LISTED ENTRIES
########################################
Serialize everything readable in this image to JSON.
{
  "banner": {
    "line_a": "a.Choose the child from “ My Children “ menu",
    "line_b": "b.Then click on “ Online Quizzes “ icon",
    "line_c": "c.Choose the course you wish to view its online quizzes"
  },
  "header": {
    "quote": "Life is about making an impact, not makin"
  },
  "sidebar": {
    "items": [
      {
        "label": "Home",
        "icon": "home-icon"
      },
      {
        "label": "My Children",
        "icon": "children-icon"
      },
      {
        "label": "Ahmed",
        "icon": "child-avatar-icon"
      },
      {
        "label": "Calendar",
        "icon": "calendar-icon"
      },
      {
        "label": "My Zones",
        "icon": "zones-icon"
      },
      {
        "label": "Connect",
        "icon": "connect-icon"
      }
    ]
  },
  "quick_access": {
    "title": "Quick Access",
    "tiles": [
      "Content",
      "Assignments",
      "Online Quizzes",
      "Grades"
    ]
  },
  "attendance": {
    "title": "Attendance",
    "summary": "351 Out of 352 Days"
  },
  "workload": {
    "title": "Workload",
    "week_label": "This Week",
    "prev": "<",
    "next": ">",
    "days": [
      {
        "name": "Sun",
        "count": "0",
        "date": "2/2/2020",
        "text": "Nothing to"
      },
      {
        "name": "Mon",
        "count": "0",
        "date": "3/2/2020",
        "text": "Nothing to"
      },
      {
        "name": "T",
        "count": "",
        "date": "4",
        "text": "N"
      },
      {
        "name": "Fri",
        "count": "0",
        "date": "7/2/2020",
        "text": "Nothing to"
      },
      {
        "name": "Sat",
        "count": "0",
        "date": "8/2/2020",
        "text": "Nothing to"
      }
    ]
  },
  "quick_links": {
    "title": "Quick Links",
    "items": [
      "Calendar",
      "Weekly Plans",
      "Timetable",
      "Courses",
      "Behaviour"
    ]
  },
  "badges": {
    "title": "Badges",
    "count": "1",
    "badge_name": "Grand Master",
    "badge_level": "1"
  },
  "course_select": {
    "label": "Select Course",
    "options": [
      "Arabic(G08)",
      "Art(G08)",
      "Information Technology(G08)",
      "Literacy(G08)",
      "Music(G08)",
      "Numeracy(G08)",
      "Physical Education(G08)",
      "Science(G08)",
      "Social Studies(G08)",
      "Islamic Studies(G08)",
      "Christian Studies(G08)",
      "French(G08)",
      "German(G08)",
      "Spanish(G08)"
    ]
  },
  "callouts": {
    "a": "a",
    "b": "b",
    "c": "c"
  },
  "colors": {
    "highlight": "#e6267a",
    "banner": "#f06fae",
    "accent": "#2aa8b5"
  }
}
########################################
SET TASK
Extract all of the data above and output it character for character.

TASK RESULT
Serialize everything readable in this image to JSON.
{
  "banner": {
    "line_a": "a.Choose the child from “ My Children “ menu",
    "line_b": "b.Then click on “ Online Quizzes “ icon",
    "line_c": "c.Choose the course you wish to view its online quizzes"
  },
  "header": {
    "quote": "Life is about making an impact, not makin"
  },
  "sidebar": {
    "items": [
      {
        "label": "Home",
        "icon": "home-icon"
      },
      {
        "label": "My Children",
        "icon": "children-icon"
      },
      {
        "label": "Ahmed",
        "icon": "child-avatar-icon"
      },
      {
        "label": "Calendar",
        "icon": "calendar-icon"
      },
      {
        "label": "My Zones",
        "icon": "zones-icon"
      },
      {
        "label": "Connect",
        "icon": "connect-icon"
      }
    ]
  },
  "quick_access": {
    "title": "Quick Access",
    "tiles": [
      "Content",
      "Assignments",
      "Online Quizzes",
      "Grades"
    ]
  },
  "attendance": {
    "title": "Attendance",
    "summary": "351 Out of 352 Days"
  },
  "workload": {
    "title": "Workload",
    "week_label": "This Week",
    "prev": "<",
    "next": ">",
    "days": [
      {
        "name": "Sun",
        "count": "0",
        "date": "2/2/2020",
        "text": "Nothing to"
      },
      {
        "name": "Mon",
        "count": "0",
        "date": "3/2/2020",
        "text": "Nothing to"
      },
      {
        "name": "T",
        "count": "",
        "date": "4",
        "text": "N"
      },
      {
        "name": "Fri",
        "count": "0",
        "date": "7/2/2020",
        "text": "Nothing to"
      },
      {
        "name": "Sat",
        "count": "0",
        "date": "8/2/2020",
        "text": "Nothing to"
      }
    ]
  },
  "quick_links": {
    "title": "Quick Links",
    "items": [
      "Calendar",
      "Weekly Plans",
      "Timetable",
      "Courses",
      "Behaviour"
    ]
  },
  "badges": {
    "title": "Badges",
    "count": "1",
    "badge_name": "Grand Master",
    "badge_level": "1"
  },
  "course_select": {
    "label": "Select Course",
    "options": [
      "Arabic(G08)",
      "Art(G08)",
      "Information Technology(G08)",
      "Literacy(G08)",
      "Music(G08)",
      "Numeracy(G08)",
      "Physical Education(G08)",
      "Science(G08)",
      "Social Studies(G08)",
      "Islamic Studies(G08)",
      "Christian Studies(G08)",
      "French(G08)",
      "German(G08)",
      "Spanish(G08)"
    ]
  },
  "callouts": {
    "a": "a",
    "b": "b",
    "c": "c"
  },
  "colors": {
    "highlight": "#e6267a",
    "banner": "#f06fae",
    "accent": "#2aa8b5"
  }
}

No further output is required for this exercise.